-- ENTRIES SUPPLIED start --
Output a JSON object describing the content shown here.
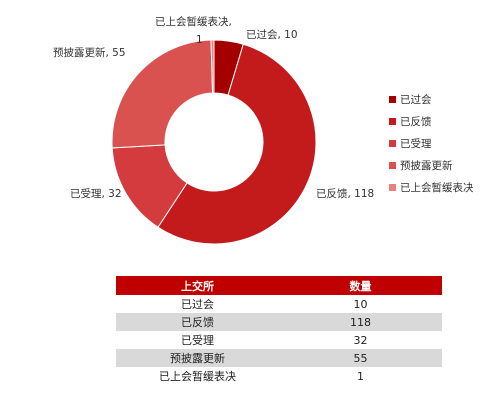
{
  "chart_data": {
    "type": "pie",
    "donut": true,
    "title": "",
    "legend_position": "right",
    "slices": [
      {
        "name": "已过会",
        "value": 10,
        "color": "#a50000",
        "label": "已过会, 10"
      },
      {
        "name": "已反馈",
        "value": 118,
        "color": "#c31a1c",
        "label": "已反馈, 118"
      },
      {
        "name": "已受理",
        "value": 32,
        "color": "#d43b3e",
        "label": "已受理, 32"
      },
      {
        "name": "预披露更新",
        "value": 55,
        "color": "#d9524f",
        "label": "预披露更新, 55"
      },
      {
        "name": "已上会暂缓表决",
        "value": 1,
        "color": "#e8817e",
        "label_top": "已上会暂缓表决,",
        "label_bottom": "1"
      }
    ]
  },
  "table": {
    "headers": [
      "上交所",
      "数量"
    ],
    "rows": [
      {
        "name": "已过会",
        "count": "10"
      },
      {
        "name": "已反馈",
        "count": "118"
      },
      {
        "name": "已受理",
        "count": "32"
      },
      {
        "name": "预披露更新",
        "count": "55"
      },
      {
        "name": "已上会暂缓表决",
        "count": "1"
      }
    ]
  }
}
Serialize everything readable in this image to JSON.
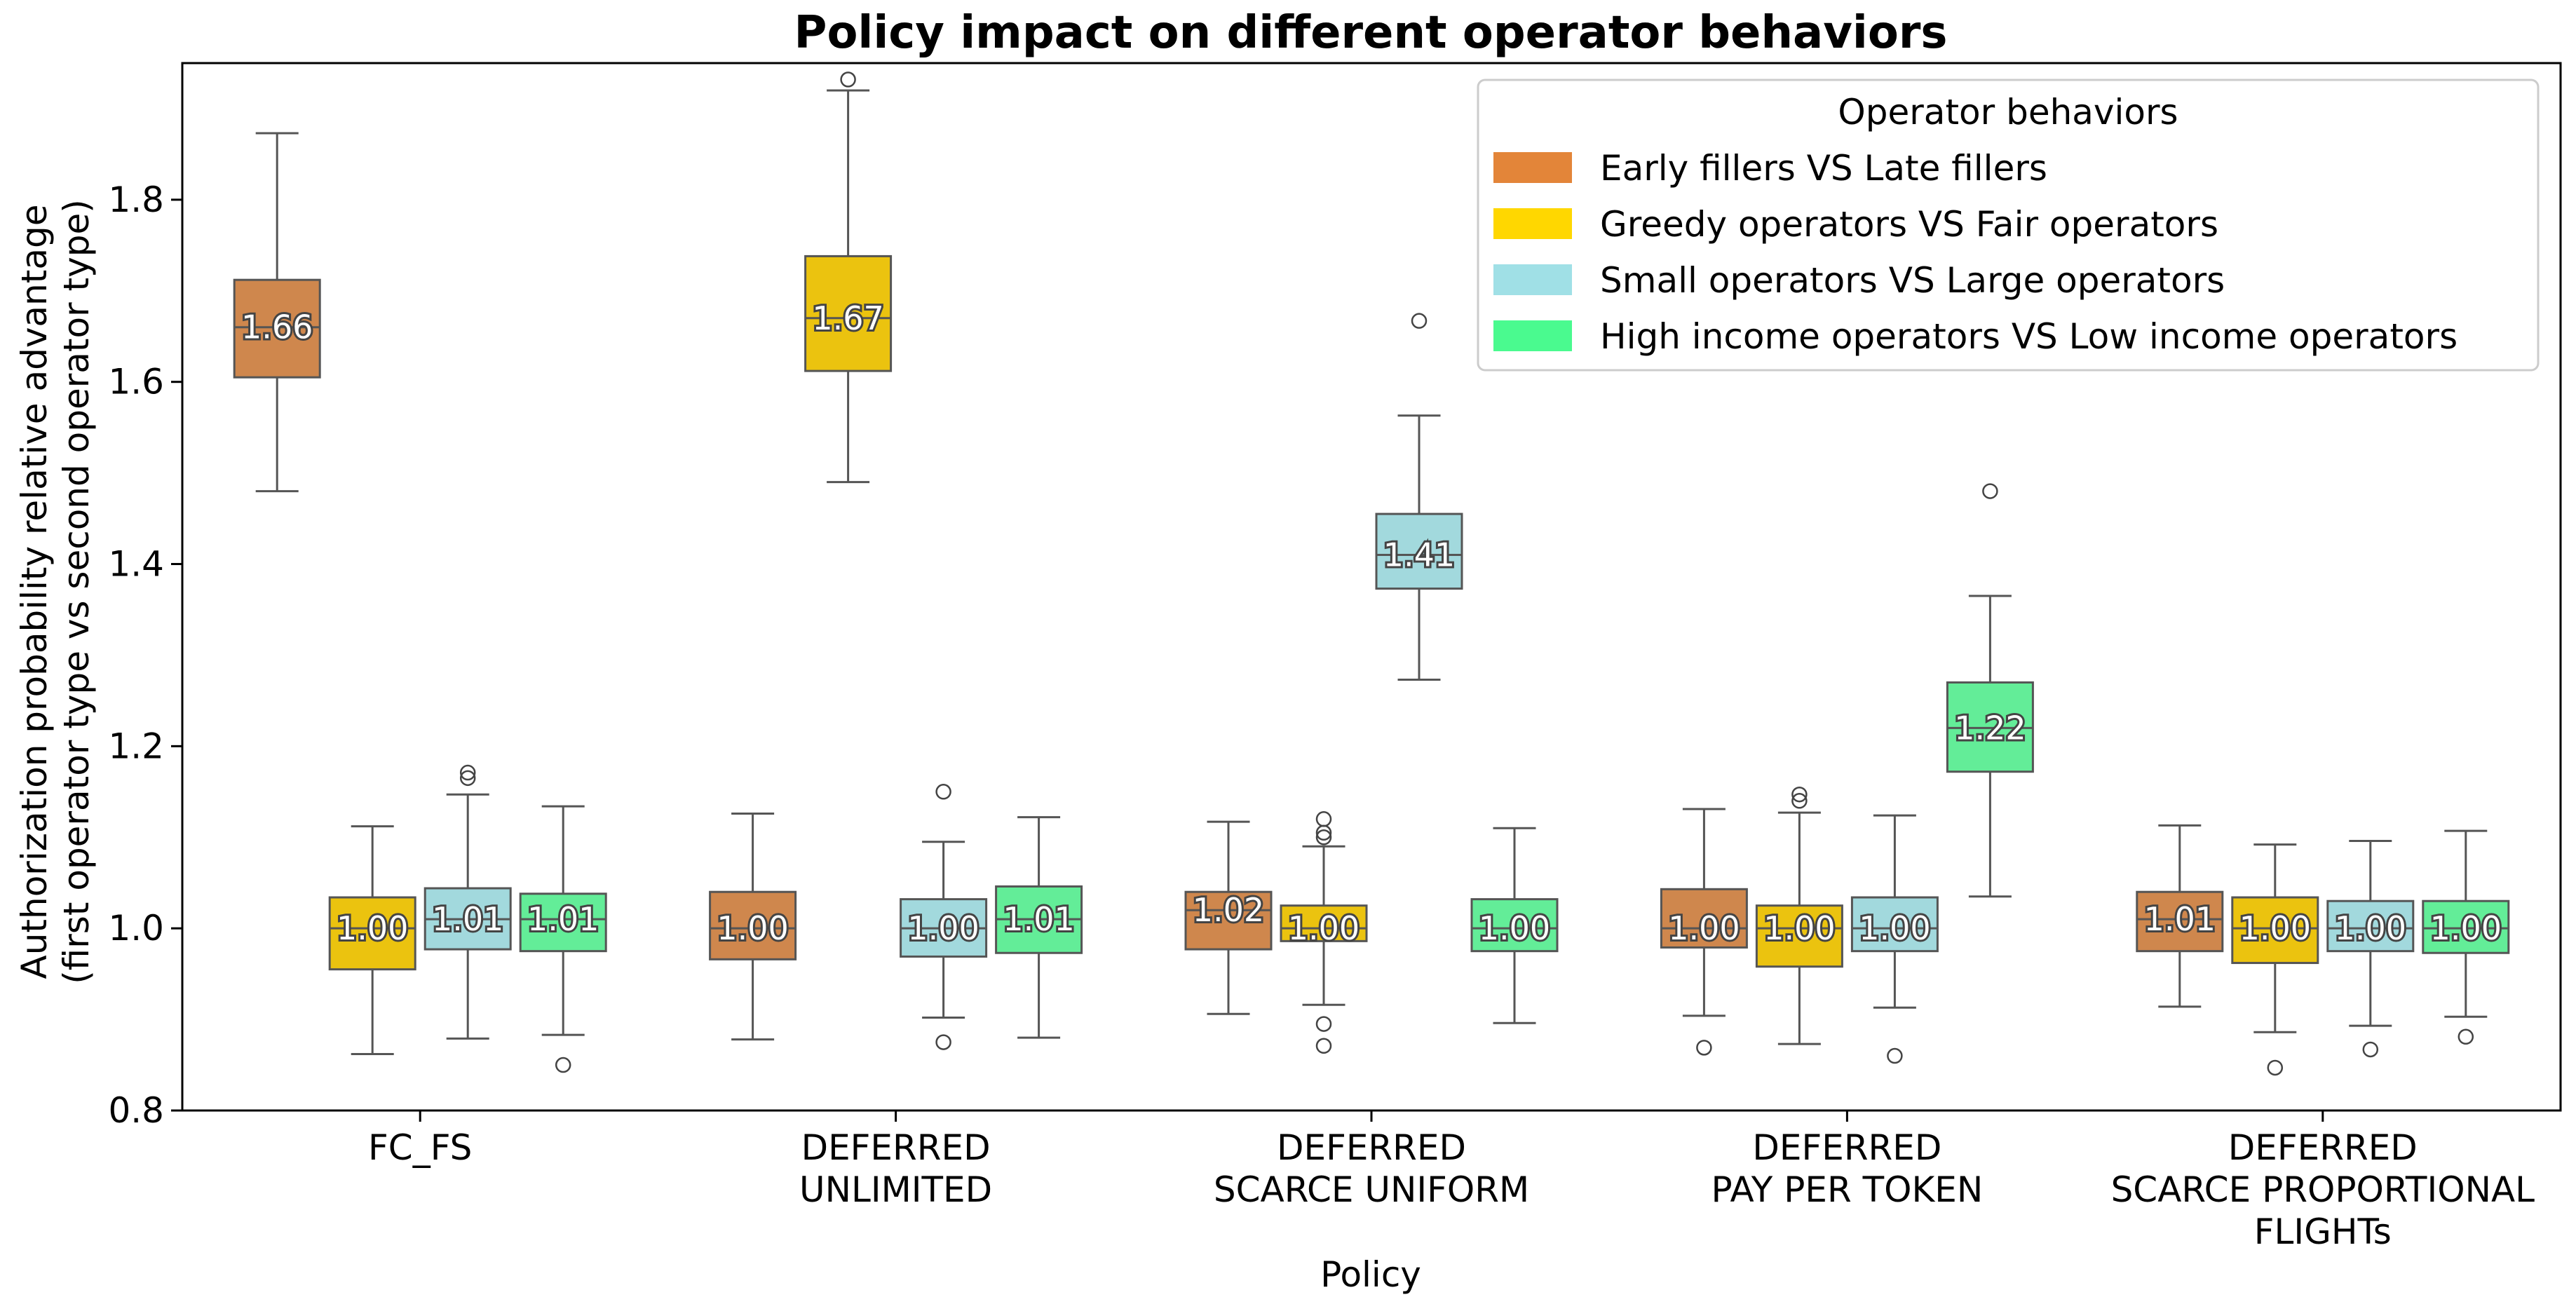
{
  "chart_data": {
    "type": "box",
    "title": "Policy impact on different operator behaviors",
    "xlabel": "Policy",
    "ylabel": [
      "Authorization probability relative advantage",
      "(first operator type vs second operator type)"
    ],
    "ylim": [
      0.8,
      1.95
    ],
    "yticks": [
      "0.8",
      "1.0",
      "1.2",
      "1.4",
      "1.6",
      "1.8"
    ],
    "grid": false,
    "legend_position": "top-right",
    "legend_title": "Operator behaviors",
    "series": [
      {
        "name": "Early fillers VS Late fillers",
        "color": "#e38539"
      },
      {
        "name": "Greedy operators VS Fair operators",
        "color": "#ffd700"
      },
      {
        "name": "Small operators VS Large operators",
        "color": "#a0e0e6"
      },
      {
        "name": "High income operators VS Low income operators",
        "color": "#4afa8f"
      }
    ],
    "box_colors": [
      "#cf874d",
      "#ebc30f",
      "#a2d9dd",
      "#63ed98"
    ],
    "categories": [
      {
        "label": [
          "FC_FS"
        ],
        "boxes": [
          {
            "series": 0,
            "label": "1.66",
            "whislo": 1.48,
            "q1": 1.605,
            "med": 1.66,
            "q3": 1.712,
            "whishi": 1.873,
            "fliers": []
          },
          {
            "series": 1,
            "label": "1.00",
            "whislo": 0.862,
            "q1": 0.955,
            "med": 1.0,
            "q3": 1.034,
            "whishi": 1.112,
            "fliers": []
          },
          {
            "series": 2,
            "label": "1.01",
            "whislo": 0.879,
            "q1": 0.977,
            "med": 1.01,
            "q3": 1.044,
            "whishi": 1.147,
            "fliers": [
              1.165,
              1.171
            ]
          },
          {
            "series": 3,
            "label": "1.01",
            "whislo": 0.883,
            "q1": 0.975,
            "med": 1.01,
            "q3": 1.038,
            "whishi": 1.134,
            "fliers": [
              0.85
            ]
          }
        ]
      },
      {
        "label": [
          "DEFERRED",
          "UNLIMITED"
        ],
        "boxes": [
          {
            "series": 0,
            "label": "1.00",
            "whislo": 0.878,
            "q1": 0.966,
            "med": 1.0,
            "q3": 1.04,
            "whishi": 1.126,
            "fliers": []
          },
          {
            "series": 1,
            "label": "1.67",
            "whislo": 1.49,
            "q1": 1.612,
            "med": 1.67,
            "q3": 1.738,
            "whishi": 1.92,
            "fliers": [
              1.932
            ]
          },
          {
            "series": 2,
            "label": "1.00",
            "whislo": 0.902,
            "q1": 0.969,
            "med": 1.0,
            "q3": 1.032,
            "whishi": 1.095,
            "fliers": [
              0.875,
              1.15
            ]
          },
          {
            "series": 3,
            "label": "1.01",
            "whislo": 0.88,
            "q1": 0.973,
            "med": 1.01,
            "q3": 1.046,
            "whishi": 1.122,
            "fliers": []
          }
        ]
      },
      {
        "label": [
          "DEFERRED",
          "SCARCE UNIFORM"
        ],
        "boxes": [
          {
            "series": 0,
            "label": "1.02",
            "whislo": 0.906,
            "q1": 0.977,
            "med": 1.02,
            "q3": 1.04,
            "whishi": 1.117,
            "fliers": []
          },
          {
            "series": 1,
            "label": "1.00",
            "whislo": 0.916,
            "q1": 0.986,
            "med": 1.0,
            "q3": 1.025,
            "whishi": 1.09,
            "fliers": [
              0.871,
              0.895,
              1.1,
              1.105,
              1.12
            ]
          },
          {
            "series": 2,
            "label": "1.41",
            "whislo": 1.273,
            "q1": 1.373,
            "med": 1.41,
            "q3": 1.455,
            "whishi": 1.563,
            "fliers": [
              1.667
            ]
          },
          {
            "series": 3,
            "label": "1.00",
            "whislo": 0.896,
            "q1": 0.975,
            "med": 1.0,
            "q3": 1.032,
            "whishi": 1.11,
            "fliers": []
          }
        ]
      },
      {
        "label": [
          "DEFERRED",
          "PAY PER TOKEN"
        ],
        "boxes": [
          {
            "series": 0,
            "label": "1.00",
            "whislo": 0.904,
            "q1": 0.979,
            "med": 1.0,
            "q3": 1.043,
            "whishi": 1.131,
            "fliers": [
              0.869
            ]
          },
          {
            "series": 1,
            "label": "1.00",
            "whislo": 0.873,
            "q1": 0.958,
            "med": 1.0,
            "q3": 1.025,
            "whishi": 1.127,
            "fliers": [
              1.14,
              1.147
            ]
          },
          {
            "series": 2,
            "label": "1.00",
            "whislo": 0.913,
            "q1": 0.975,
            "med": 1.0,
            "q3": 1.034,
            "whishi": 1.124,
            "fliers": [
              0.86
            ]
          },
          {
            "series": 3,
            "label": "1.22",
            "whislo": 1.035,
            "q1": 1.172,
            "med": 1.22,
            "q3": 1.27,
            "whishi": 1.365,
            "fliers": [
              1.48
            ]
          }
        ]
      },
      {
        "label": [
          "DEFERRED",
          "SCARCE PROPORTIONAL",
          "FLIGHTs"
        ],
        "boxes": [
          {
            "series": 0,
            "label": "1.01",
            "whislo": 0.914,
            "q1": 0.975,
            "med": 1.01,
            "q3": 1.04,
            "whishi": 1.113,
            "fliers": []
          },
          {
            "series": 1,
            "label": "1.00",
            "whislo": 0.886,
            "q1": 0.962,
            "med": 1.0,
            "q3": 1.034,
            "whishi": 1.092,
            "fliers": [
              0.847
            ]
          },
          {
            "series": 2,
            "label": "1.00",
            "whislo": 0.893,
            "q1": 0.975,
            "med": 1.0,
            "q3": 1.03,
            "whishi": 1.096,
            "fliers": [
              0.867
            ]
          },
          {
            "series": 3,
            "label": "1.00",
            "whislo": 0.903,
            "q1": 0.973,
            "med": 1.0,
            "q3": 1.03,
            "whishi": 1.107,
            "fliers": [
              0.881
            ]
          }
        ]
      }
    ]
  }
}
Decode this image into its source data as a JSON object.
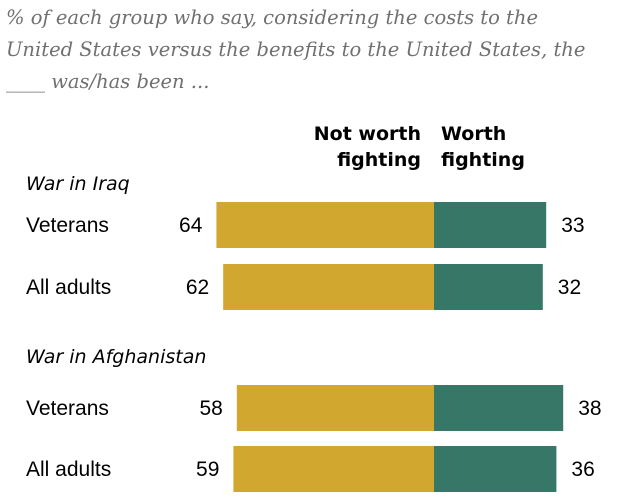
-- ENTRIES SUPPLIED end --
- **EXERCISE DESCRIPTION**
Reproduce the material above verbatim; omit every picture.

- **CORRECT RESPONSE**
Output a JSON object describing the content shown here.
{
  "chart_data": {
    "type": "pie",
    "donut": true,
    "title": "",
    "legend_position": "right",
    "slices": [
      {
        "name": "已过会",
        "value": 10,
        "color": "#a50000",
        "label": "已过会, 10"
      },
      {
        "name": "已反馈",
        "value": 118,
        "color": "#c31a1c",
        "label": "已反馈, 118"
      },
      {
        "name": "已受理",
        "value": 32,
        "color": "#d43b3e",
        "label": "已受理, 32"
      },
      {
        "name": "预披露更新",
        "value": 55,
        "color": "#d9524f",
        "label": "预披露更新, 55"
      },
      {
        "name": "已上会暂缓表决",
        "value": 1,
        "color": "#e8817e",
        "label_top": "已上会暂缓表决,",
        "label_bottom": "1"
      }
    ]
  },
  "table": {
    "headers": [
      "上交所",
      "数量"
    ],
    "rows": [
      {
        "name": "已过会",
        "count": "10"
      },
      {
        "name": "已反馈",
        "count": "118"
      },
      {
        "name": "已受理",
        "count": "32"
      },
      {
        "name": "预披露更新",
        "count": "55"
      },
      {
        "name": "已上会暂缓表决",
        "count": "1"
      }
    ]
  }
}
Serialize everything readable in this image to JSON.
{
  "chart_data": {
    "type": "box",
    "title": "Policy impact on different operator behaviors",
    "xlabel": "Policy",
    "ylabel": [
      "Authorization probability relative advantage",
      "(first operator type vs second operator type)"
    ],
    "ylim": [
      0.8,
      1.95
    ],
    "yticks": [
      "0.8",
      "1.0",
      "1.2",
      "1.4",
      "1.6",
      "1.8"
    ],
    "grid": false,
    "legend_position": "top-right",
    "legend_title": "Operator behaviors",
    "series": [
      {
        "name": "Early fillers VS Late fillers",
        "color": "#e38539"
      },
      {
        "name": "Greedy operators VS Fair operators",
        "color": "#ffd700"
      },
      {
        "name": "Small operators VS Large operators",
        "color": "#a0e0e6"
      },
      {
        "name": "High income operators VS Low income operators",
        "color": "#4afa8f"
      }
    ],
    "box_colors": [
      "#cf874d",
      "#ebc30f",
      "#a2d9dd",
      "#63ed98"
    ],
    "categories": [
      {
        "label": [
          "FC_FS"
        ],
        "boxes": [
          {
            "series": 0,
            "label": "1.66",
            "whislo": 1.48,
            "q1": 1.605,
            "med": 1.66,
            "q3": 1.712,
            "whishi": 1.873,
            "fliers": []
          },
          {
            "series": 1,
            "label": "1.00",
            "whislo": 0.862,
            "q1": 0.955,
            "med": 1.0,
            "q3": 1.034,
            "whishi": 1.112,
            "fliers": []
          },
          {
            "series": 2,
            "label": "1.01",
            "whislo": 0.879,
            "q1": 0.977,
            "med": 1.01,
            "q3": 1.044,
            "whishi": 1.147,
            "fliers": [
              1.165,
              1.171
            ]
          },
          {
            "series": 3,
            "label": "1.01",
            "whislo": 0.883,
            "q1": 0.975,
            "med": 1.01,
            "q3": 1.038,
            "whishi": 1.134,
            "fliers": [
              0.85
            ]
          }
        ]
      },
      {
        "label": [
          "DEFERRED",
          "UNLIMITED"
        ],
        "boxes": [
          {
            "series": 0,
            "label": "1.00",
            "whislo": 0.878,
            "q1": 0.966,
            "med": 1.0,
            "q3": 1.04,
            "whishi": 1.126,
            "fliers": []
          },
          {
            "series": 1,
            "label": "1.67",
            "whislo": 1.49,
            "q1": 1.612,
            "med": 1.67,
            "q3": 1.738,
            "whishi": 1.92,
            "fliers": [
              1.932
            ]
          },
          {
            "series": 2,
            "label": "1.00",
            "whislo": 0.902,
            "q1": 0.969,
            "med": 1.0,
            "q3": 1.032,
            "whishi": 1.095,
            "fliers": [
              0.875,
              1.15
            ]
          },
          {
            "series": 3,
            "label": "1.01",
            "whislo": 0.88,
            "q1": 0.973,
            "med": 1.01,
            "q3": 1.046,
            "whishi": 1.122,
            "fliers": []
          }
        ]
      },
      {
        "label": [
          "DEFERRED",
          "SCARCE UNIFORM"
        ],
        "boxes": [
          {
            "series": 0,
            "label": "1.02",
            "whislo": 0.906,
            "q1": 0.977,
            "med": 1.02,
            "q3": 1.04,
            "whishi": 1.117,
            "fliers": []
          },
          {
            "series": 1,
            "label": "1.00",
            "whislo": 0.916,
            "q1": 0.986,
            "med": 1.0,
            "q3": 1.025,
            "whishi": 1.09,
            "fliers": [
              0.871,
              0.895,
              1.1,
              1.105,
              1.12
            ]
          },
          {
            "series": 2,
            "label": "1.41",
            "whislo": 1.273,
            "q1": 1.373,
            "med": 1.41,
            "q3": 1.455,
            "whishi": 1.563,
            "fliers": [
              1.667
            ]
          },
          {
            "series": 3,
            "label": "1.00",
            "whislo": 0.896,
            "q1": 0.975,
            "med": 1.0,
            "q3": 1.032,
            "whishi": 1.11,
            "fliers": []
          }
        ]
      },
      {
        "label": [
          "DEFERRED",
          "PAY PER TOKEN"
        ],
        "boxes": [
          {
            "series": 0,
            "label": "1.00",
            "whislo": 0.904,
            "q1": 0.979,
            "med": 1.0,
            "q3": 1.043,
            "whishi": 1.131,
            "fliers": [
              0.869
            ]
          },
          {
            "series": 1,
            "label": "1.00",
            "whislo": 0.873,
            "q1": 0.958,
            "med": 1.0,
            "q3": 1.025,
            "whishi": 1.127,
            "fliers": [
              1.14,
              1.147
            ]
          },
          {
            "series": 2,
            "label": "1.00",
            "whislo": 0.913,
            "q1": 0.975,
            "med": 1.0,
            "q3": 1.034,
            "whishi": 1.124,
            "fliers": [
              0.86
            ]
          },
          {
            "series": 3,
            "label": "1.22",
            "whislo": 1.035,
            "q1": 1.172,
            "med": 1.22,
            "q3": 1.27,
            "whishi": 1.365,
            "fliers": [
              1.48
            ]
          }
        ]
      },
      {
        "label": [
          "DEFERRED",
          "SCARCE PROPORTIONAL",
          "FLIGHTs"
        ],
        "boxes": [
          {
            "series": 0,
            "label": "1.01",
            "whislo": 0.914,
            "q1": 0.975,
            "med": 1.01,
            "q3": 1.04,
            "whishi": 1.113,
            "fliers": []
          },
          {
            "series": 1,
            "label": "1.00",
            "whislo": 0.886,
            "q1": 0.962,
            "med": 1.0,
            "q3": 1.034,
            "whishi": 1.092,
            "fliers": [
              0.847
            ]
          },
          {
            "series": 2,
            "label": "1.00",
            "whislo": 0.893,
            "q1": 0.975,
            "med": 1.0,
            "q3": 1.03,
            "whishi": 1.096,
            "fliers": [
              0.867
            ]
          },
          {
            "series": 3,
            "label": "1.00",
            "whislo": 0.903,
            "q1": 0.973,
            "med": 1.0,
            "q3": 1.03,
            "whishi": 1.107,
            "fliers": [
              0.881
            ]
          }
        ]
      }
    ]
  }
}
Decode this image into its source data as a JSON object.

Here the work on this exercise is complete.